Each record below should be output verbatim, without pictures.

> _Saved entries_
▬▬▬

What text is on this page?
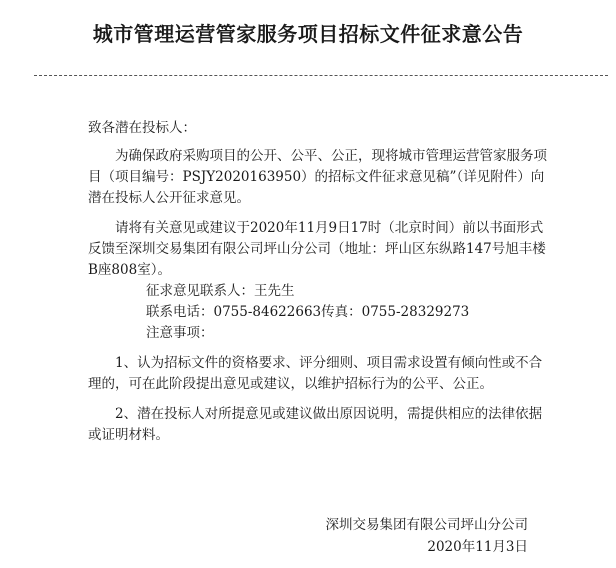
城市管理运营管家服务项目招标文件征求意公告

致各潜在投标人：

为确保政府采购项目的公开、公平、公正，现将城市管理运营管家服务项目（项目编号：PSJY2020163950）的招标文件征求意见稿”（详见附件）向潜在投标人公开征求意见。

请将有关意见或建议于2020年11月9日17时（北京时间）前以书面形式反馈至深圳交易集团有限公司坪山分公司（地址：坪山区东纵路147号旭丰楼B座808室）。

征求意见联系人：王先生

联系电话：0755-84622663传真：0755-28329273

注意事项：

1、认为招标文件的资格要求、评分细则、项目需求设置有倾向性或不合理的，可在此阶段提出意见或建议，以维护招标行为的公平、公正。

2、潜在投标人对所提意见或建议做出原因说明，需提供相应的法律依据或证明材料。

深圳交易集团有限公司坪山分公司
2020年11月3日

▬▬▬

> _Output_
What text is on this page?
城市管理运营管家服务项目招标文件征求意公告

致各潜在投标人：

为确保政府采购项目的公开、公平、公正，现将城市管理运营管家服务项目（项目编号：PSJY2020163950）的招标文件征求意见稿”（详见附件）向潜在投标人公开征求意见。

请将有关意见或建议于2020年11月9日17时（北京时间）前以书面形式反馈至深圳交易集团有限公司坪山分公司（地址：坪山区东纵路147号旭丰楼B座808室）。

征求意见联系人：王先生

联系电话：0755-84622663传真：0755-28329273

注意事项：

1、认为招标文件的资格要求、评分细则、项目需求设置有倾向性或不合理的，可在此阶段提出意见或建议，以维护招标行为的公平、公正。

2、潜在投标人对所提意见或建议做出原因说明，需提供相应的法律依据或证明材料。

深圳交易集团有限公司坪山分公司
2020年11月3日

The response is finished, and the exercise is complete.